* [Instructions to follow]:
Sift the listing for lines that hold the string "Office" and pull them out.

* [Entries shown]:
■ ■ ■ ■

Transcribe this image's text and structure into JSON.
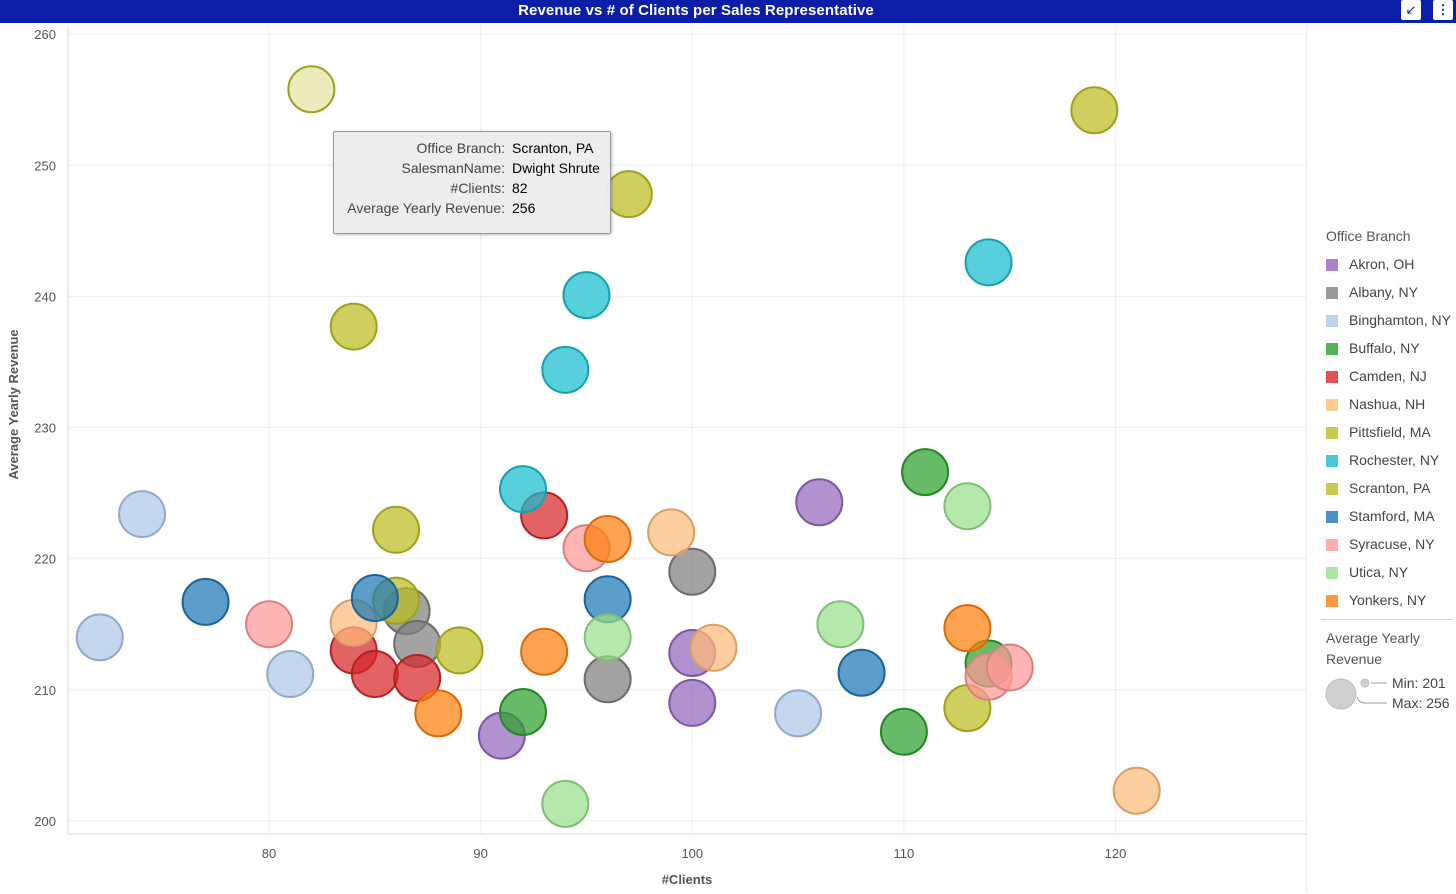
{
  "window": {
    "title": "Revenue vs # of Clients per Sales Representative"
  },
  "tooltip": {
    "rows": [
      {
        "key": "Office Branch:",
        "value": "Scranton, PA"
      },
      {
        "key": "SalesmanName:",
        "value": "Dwight Shrute"
      },
      {
        "key": "#Clients:",
        "value": "82"
      },
      {
        "key": "Average Yearly Revenue:",
        "value": "256"
      }
    ]
  },
  "chart_data": {
    "type": "scatter",
    "xlabel": "#Clients",
    "ylabel": "Average Yearly Revenue",
    "xlim": [
      70.5,
      129
    ],
    "ylim": [
      199,
      260.7
    ],
    "xticks": [
      80,
      90,
      100,
      110,
      120
    ],
    "yticks": [
      200,
      210,
      220,
      230,
      240,
      250,
      260
    ],
    "grid": true,
    "legend_position": "right",
    "legend_title": "Office Branch",
    "series": [
      {
        "name": "Akron, OH",
        "color": "#9467bd",
        "points": [
          [
            91,
            206.5
          ],
          [
            100,
            209
          ],
          [
            100,
            212.8
          ],
          [
            106,
            224.3
          ]
        ]
      },
      {
        "name": "Albany, NY",
        "color": "#7f7f7f",
        "points": [
          [
            86.5,
            216
          ],
          [
            87,
            213.5
          ],
          [
            96,
            210.8
          ],
          [
            100,
            219
          ]
        ]
      },
      {
        "name": "Binghamton, NY",
        "color": "#aec7e8",
        "points": [
          [
            72,
            214
          ],
          [
            74,
            223.4
          ],
          [
            81,
            211.2
          ],
          [
            105,
            208.2
          ]
        ]
      },
      {
        "name": "Buffalo, NY",
        "color": "#2ca02c",
        "points": [
          [
            92,
            208.3
          ],
          [
            110,
            206.8
          ],
          [
            111,
            226.6
          ],
          [
            114,
            212
          ]
        ]
      },
      {
        "name": "Camden, NJ",
        "color": "#d62728",
        "points": [
          [
            84,
            213
          ],
          [
            85,
            211.2
          ],
          [
            87,
            210.9
          ],
          [
            93,
            223.3
          ]
        ]
      },
      {
        "name": "Nashua, NH",
        "color": "#ffbb78",
        "points": [
          [
            84,
            215.1
          ],
          [
            99,
            222
          ],
          [
            101,
            213.2
          ],
          [
            121,
            202.3
          ]
        ]
      },
      {
        "name": "Pittsfield, MA",
        "color": "#bcbd22",
        "points": [
          [
            86,
            216.8
          ],
          [
            89,
            213
          ],
          [
            113,
            208.6
          ]
        ]
      },
      {
        "name": "Rochester, NY",
        "color": "#17becf",
        "points": [
          [
            92,
            225.3
          ],
          [
            94,
            234.4
          ],
          [
            95,
            240.1
          ],
          [
            114,
            242.6
          ]
        ]
      },
      {
        "name": "Scranton, PA",
        "color": "#bcbd22",
        "points": [
          [
            82,
            255.8
          ],
          [
            84,
            237.7
          ],
          [
            86,
            222.2
          ],
          [
            97,
            247.8
          ],
          [
            119,
            254.2
          ]
        ]
      },
      {
        "name": "Stamford, MA",
        "color": "#1f77b4",
        "points": [
          [
            77,
            216.7
          ],
          [
            85,
            217
          ],
          [
            96,
            216.9
          ],
          [
            108,
            211.3
          ]
        ]
      },
      {
        "name": "Syracuse, NY",
        "color": "#ff9896",
        "points": [
          [
            80,
            215
          ],
          [
            95,
            220.8
          ],
          [
            114,
            211
          ],
          [
            115,
            211.7
          ]
        ]
      },
      {
        "name": "Utica, NY",
        "color": "#98df8a",
        "points": [
          [
            94,
            201.3
          ],
          [
            96,
            214
          ],
          [
            107,
            215
          ],
          [
            113,
            224
          ]
        ]
      },
      {
        "name": "Yonkers, NY",
        "color": "#ff7f0e",
        "points": [
          [
            88,
            208.2
          ],
          [
            93,
            212.9
          ],
          [
            96,
            221.5
          ],
          [
            113,
            214.7
          ]
        ]
      }
    ],
    "size_legend": {
      "title": "Average Yearly Revenue",
      "min_label": "Min: 201",
      "max_label": "Max: 256"
    }
  }
}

■ ■ ■ ■

* [Task result]:
        "key": "Office Branch:",
    "legend_title": "Office Branch",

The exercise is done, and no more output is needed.